§ Required work: Copy all lines of the listing that include the string "Nguyễn".

§ Provided material:
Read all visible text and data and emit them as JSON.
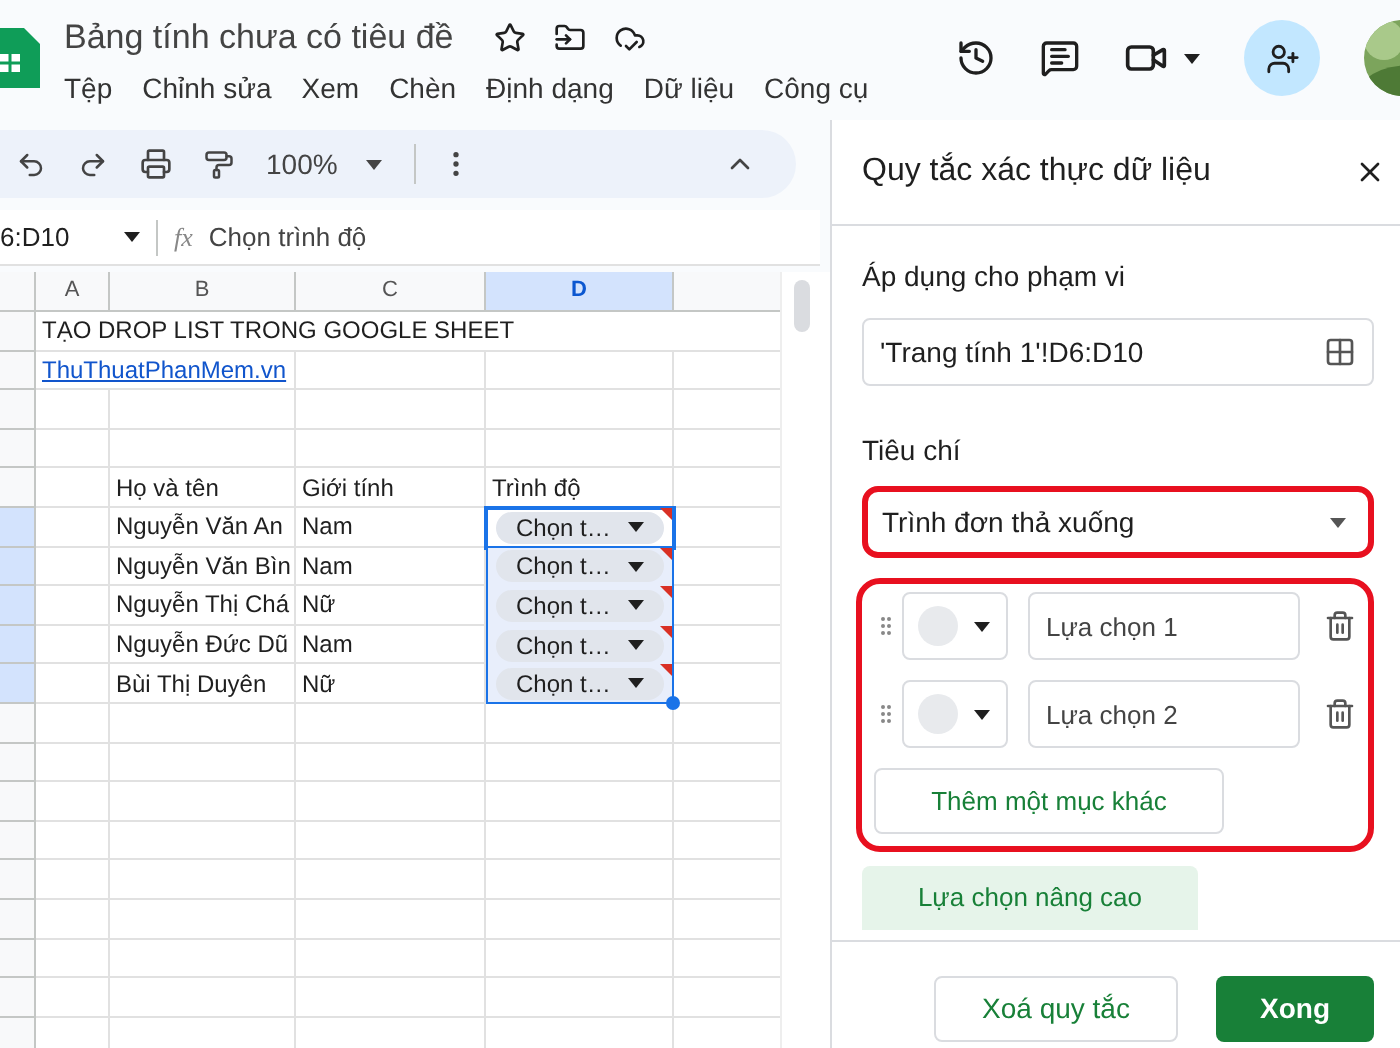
{
  "doc": {
    "title": "Bảng tính chưa có tiêu đề",
    "menu": [
      "Tệp",
      "Chỉnh sửa",
      "Xem",
      "Chèn",
      "Định dạng",
      "Dữ liệu",
      "Công cụ"
    ]
  },
  "toolbar": {
    "zoom": "100%"
  },
  "formula_bar": {
    "name_box": "6:D10",
    "fx": "fx",
    "formula": "Chọn trình độ"
  },
  "sheet": {
    "columns": [
      {
        "label": "A",
        "selected": false
      },
      {
        "label": "B",
        "selected": false
      },
      {
        "label": "C",
        "selected": false
      },
      {
        "label": "D",
        "selected": true
      }
    ],
    "title": "TẠO DROP LIST TRONG GOOGLE SHEET",
    "link": "ThuThuatPhanMem.vn",
    "header": [
      "Họ và tên",
      "Giới tính",
      "Trình độ"
    ],
    "records": [
      {
        "name": "Nguyễn Văn An",
        "gender": "Nam",
        "choice": "Chọn t…",
        "selected": true,
        "active": true
      },
      {
        "name": "Nguyễn Văn Bìn",
        "gender": "Nam",
        "choice": "Chọn t…",
        "selected": true,
        "active": false
      },
      {
        "name": "Nguyễn Thị Chá",
        "gender": "Nữ",
        "choice": "Chọn t…",
        "selected": true,
        "active": false
      },
      {
        "name": "Nguyễn Đức Dũ",
        "gender": "Nam",
        "choice": "Chọn t…",
        "selected": true,
        "active": false
      },
      {
        "name": "Bùi Thị Duyên",
        "gender": "Nữ",
        "choice": "Chọn t…",
        "selected": true,
        "active": false
      }
    ]
  },
  "panel": {
    "title": "Quy tắc xác thực dữ liệu",
    "range_label": "Áp dụng cho phạm vi",
    "range": "'Trang tính 1'!D6:D10",
    "criteria_label": "Tiêu chí",
    "criteria": {
      "value": "Trình đơn thả xuống",
      "highlighted": true
    },
    "options": {
      "highlighted": true,
      "items": [
        {
          "placeholder": "Lựa chọn 1"
        },
        {
          "placeholder": "Lựa chọn 2"
        }
      ],
      "add": "Thêm một mục khác"
    },
    "advanced": "Lựa chọn nâng cao",
    "buttons": {
      "remove": "Xoá quy tắc",
      "done": "Xong"
    }
  }
}
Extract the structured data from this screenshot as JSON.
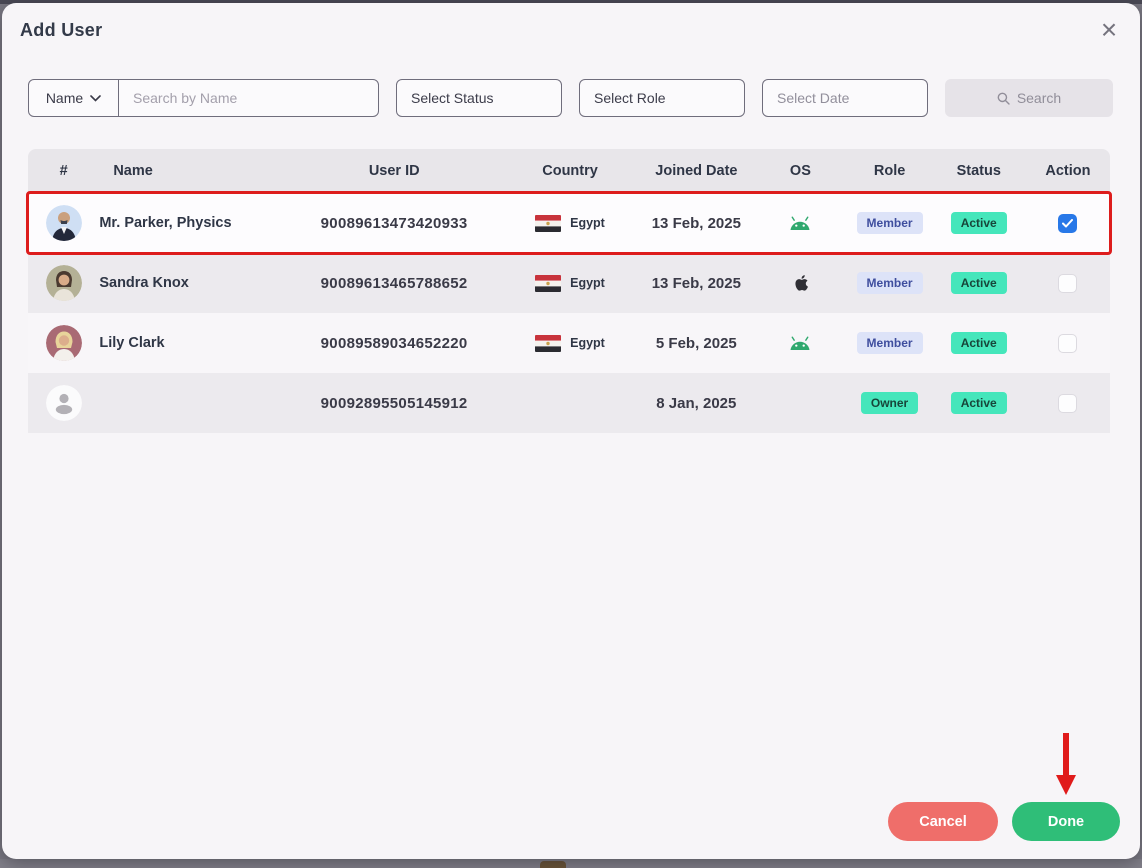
{
  "modal": {
    "title": "Add User",
    "close_glyph": "×"
  },
  "filters": {
    "name_dropdown_label": "Name",
    "search_placeholder": "Search by Name",
    "status_select_value": "Select Status",
    "role_select_value": "Select Role",
    "date_placeholder": "Select Date",
    "search_button_label": "Search"
  },
  "table": {
    "headers": [
      "#",
      "Name",
      "User ID",
      "Country",
      "Joined Date",
      "OS",
      "Role",
      "Status",
      "Action"
    ],
    "rows": [
      {
        "name": "Mr. Parker, Physics",
        "user_id": "90089613473420933",
        "country": "Egypt",
        "joined": "13 Feb, 2025",
        "os": "android",
        "role": "Member",
        "role_style": "member",
        "status": "Active",
        "checked": true,
        "highlighted": true,
        "avatar": "parker"
      },
      {
        "name": "Sandra Knox",
        "user_id": "90089613465788652",
        "country": "Egypt",
        "joined": "13 Feb, 2025",
        "os": "apple",
        "role": "Member",
        "role_style": "member",
        "status": "Active",
        "checked": false,
        "highlighted": false,
        "avatar": "sandra"
      },
      {
        "name": "Lily Clark",
        "user_id": "90089589034652220",
        "country": "Egypt",
        "joined": "5 Feb, 2025",
        "os": "android",
        "role": "Member",
        "role_style": "member",
        "status": "Active",
        "checked": false,
        "highlighted": false,
        "avatar": "lily"
      },
      {
        "name": "",
        "user_id": "90092895505145912",
        "country": "",
        "joined": "8 Jan, 2025",
        "os": "",
        "role": "Owner",
        "role_style": "owner",
        "status": "Active",
        "checked": false,
        "highlighted": false,
        "avatar": "placeholder"
      }
    ]
  },
  "footer": {
    "cancel_label": "Cancel",
    "done_label": "Done"
  },
  "colors": {
    "highlight_border": "#dd1c1c",
    "cancel_button": "#ef6e6a",
    "done_button": "#2fbe78",
    "member_badge_bg": "#dde3f8",
    "member_badge_text": "#3f4e9e",
    "active_badge_bg": "#45e6bb",
    "checkbox_checked": "#2878e8",
    "android_green": "#2fa86e",
    "arrow_red": "#e01b1b"
  }
}
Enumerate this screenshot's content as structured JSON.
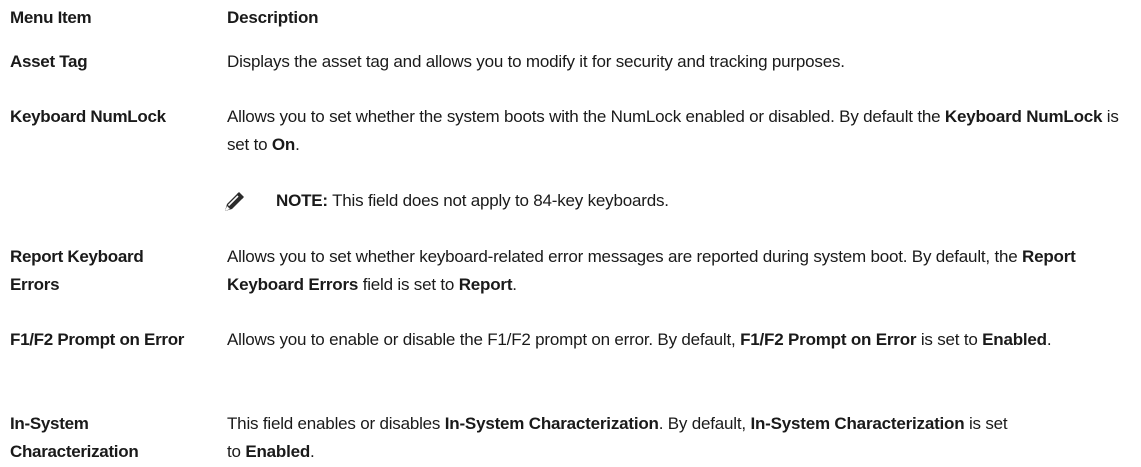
{
  "table": {
    "header": {
      "menu_item": "Menu Item",
      "description": "Description"
    },
    "rows": [
      {
        "item": "Asset Tag",
        "desc": [
          {
            "t": "Displays the asset tag and allows you to modify it for security and tracking purposes."
          }
        ]
      },
      {
        "item": "Keyboard NumLock",
        "desc": [
          {
            "t": "Allows you to set whether the system boots with the NumLock enabled or disabled. By default the "
          },
          {
            "t": "Keyboard NumLock",
            "b": true
          },
          {
            "t": " is set to "
          },
          {
            "t": "On",
            "b": true
          },
          {
            "t": "."
          }
        ],
        "note": {
          "label": "NOTE:",
          "text": " This field does not apply to 84-key keyboards."
        }
      },
      {
        "item": "Report Keyboard Errors",
        "desc": [
          {
            "t": "Allows you to set whether keyboard-related error messages are reported during system boot. By default, the "
          },
          {
            "t": "Report Keyboard Errors",
            "b": true
          },
          {
            "t": " field is set to "
          },
          {
            "t": "Report",
            "b": true
          },
          {
            "t": "."
          }
        ]
      },
      {
        "item": "F1/F2 Prompt on Error",
        "desc": [
          {
            "t": "Allows you to enable or disable the F1/F2 prompt on error. By default, "
          },
          {
            "t": "F1/F2 Prompt on Error",
            "b": true
          },
          {
            "t": " is set to "
          },
          {
            "t": "Enabled",
            "b": true
          },
          {
            "t": "."
          }
        ]
      },
      {
        "item": "In-System Characterization",
        "desc": [
          {
            "t": "This field enables or disables "
          },
          {
            "t": "In-System Characterization",
            "b": true
          },
          {
            "t": ". By default, "
          },
          {
            "t": "In-System Characterization",
            "b": true
          },
          {
            "t": " is set to "
          },
          {
            "t": "Enabled",
            "b": true
          },
          {
            "t": "."
          }
        ]
      }
    ]
  }
}
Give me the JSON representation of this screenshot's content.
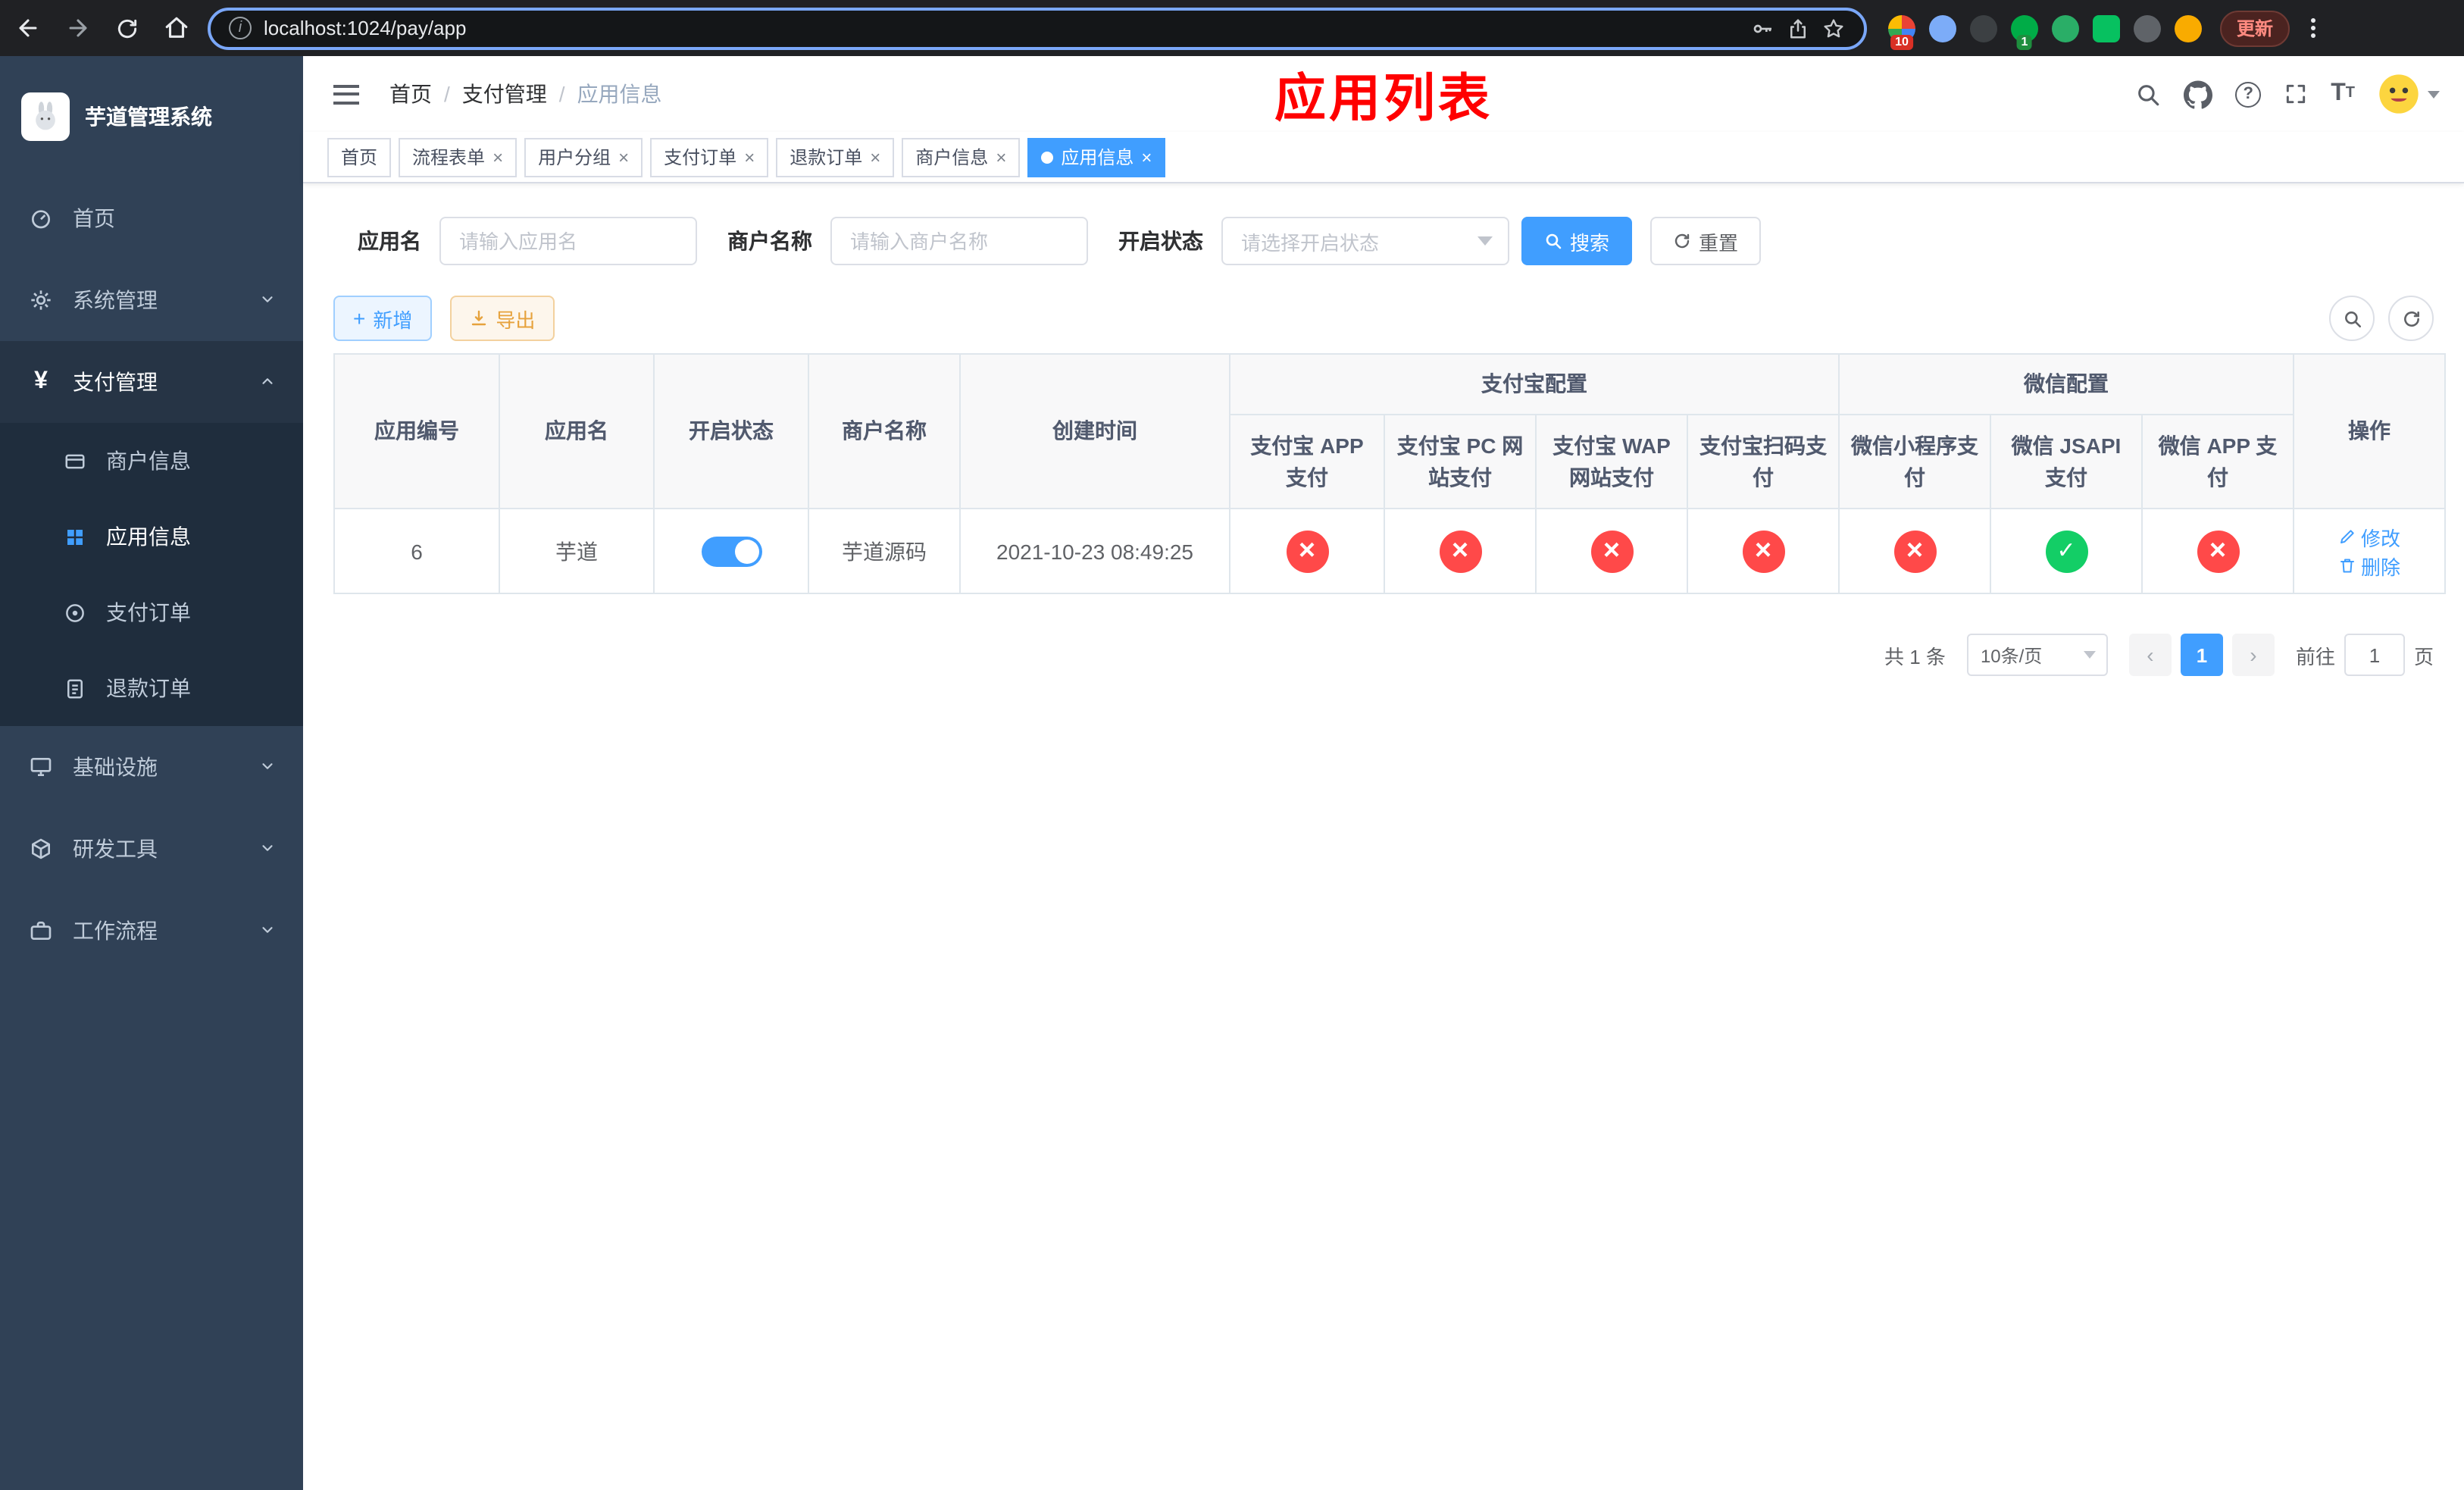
{
  "browser": {
    "url": "localhost:1024/pay/app",
    "update_label": "更新",
    "ext_badge_red": "10",
    "ext_badge_green": "1"
  },
  "sidebar": {
    "app_title": "芋道管理系统",
    "items": {
      "home": "首页",
      "system": "系统管理",
      "payment": "支付管理",
      "infra": "基础设施",
      "devtools": "研发工具",
      "workflow": "工作流程"
    },
    "payment_children": {
      "merchant": "商户信息",
      "app": "应用信息",
      "pay_order": "支付订单",
      "refund_order": "退款订单"
    }
  },
  "navbar": {
    "breadcrumb": {
      "home": "首页",
      "section": "支付管理",
      "current": "应用信息"
    },
    "page_title": "应用列表"
  },
  "tabs": {
    "t0": "首页",
    "t1": "流程表单",
    "t2": "用户分组",
    "t3": "支付订单",
    "t4": "退款订单",
    "t5": "商户信息",
    "t6": "应用信息"
  },
  "filters": {
    "app_name_label": "应用名",
    "app_name_placeholder": "请输入应用名",
    "merchant_label": "商户名称",
    "merchant_placeholder": "请输入商户名称",
    "status_label": "开启状态",
    "status_placeholder": "请选择开启状态",
    "search_label": "搜索",
    "reset_label": "重置"
  },
  "toolbar": {
    "add_label": "新增",
    "export_label": "导出"
  },
  "table": {
    "col_id": "应用编号",
    "col_name": "应用名",
    "col_status": "开启状态",
    "col_merchant": "商户名称",
    "col_created": "创建时间",
    "group_alipay": "支付宝配置",
    "group_wechat": "微信配置",
    "sub_alipay_app": "支付宝 APP 支付",
    "sub_alipay_pc": "支付宝 PC 网站支付",
    "sub_alipay_wap": "支付宝 WAP 网站支付",
    "sub_alipay_qr": "支付宝扫码支付",
    "sub_wechat_mini": "微信小程序支付",
    "sub_wechat_jsapi": "微信 JSAPI 支付",
    "sub_wechat_app": "微信 APP 支付",
    "col_actions": "操作",
    "row": {
      "id": "6",
      "name": "芋道",
      "enabled": true,
      "merchant": "芋道源码",
      "created": "2021-10-23 08:49:25",
      "statuses": [
        "fail",
        "fail",
        "fail",
        "fail",
        "fail",
        "ok",
        "fail"
      ],
      "edit_label": "修改",
      "delete_label": "删除"
    }
  },
  "pagination": {
    "total_text": "共 1 条",
    "page_size": "10条/页",
    "current_page": "1",
    "goto_label": "前往",
    "goto_value": "1",
    "page_unit": "页"
  },
  "colors": {
    "primary": "#409eff",
    "danger": "#ff4949",
    "success": "#13ce66",
    "warning": "#e6a23c",
    "title_red": "#ff0000",
    "sidebar_bg": "#304156",
    "submenu_bg": "#1f2d3d"
  }
}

§ Exercise result:
        "name": "Nguyễn Văn An",
        "name": "Nguyễn Văn Bìn",
        "name": "Nguyễn Thị Chá",
        "name": "Nguyễn Đức Dũ",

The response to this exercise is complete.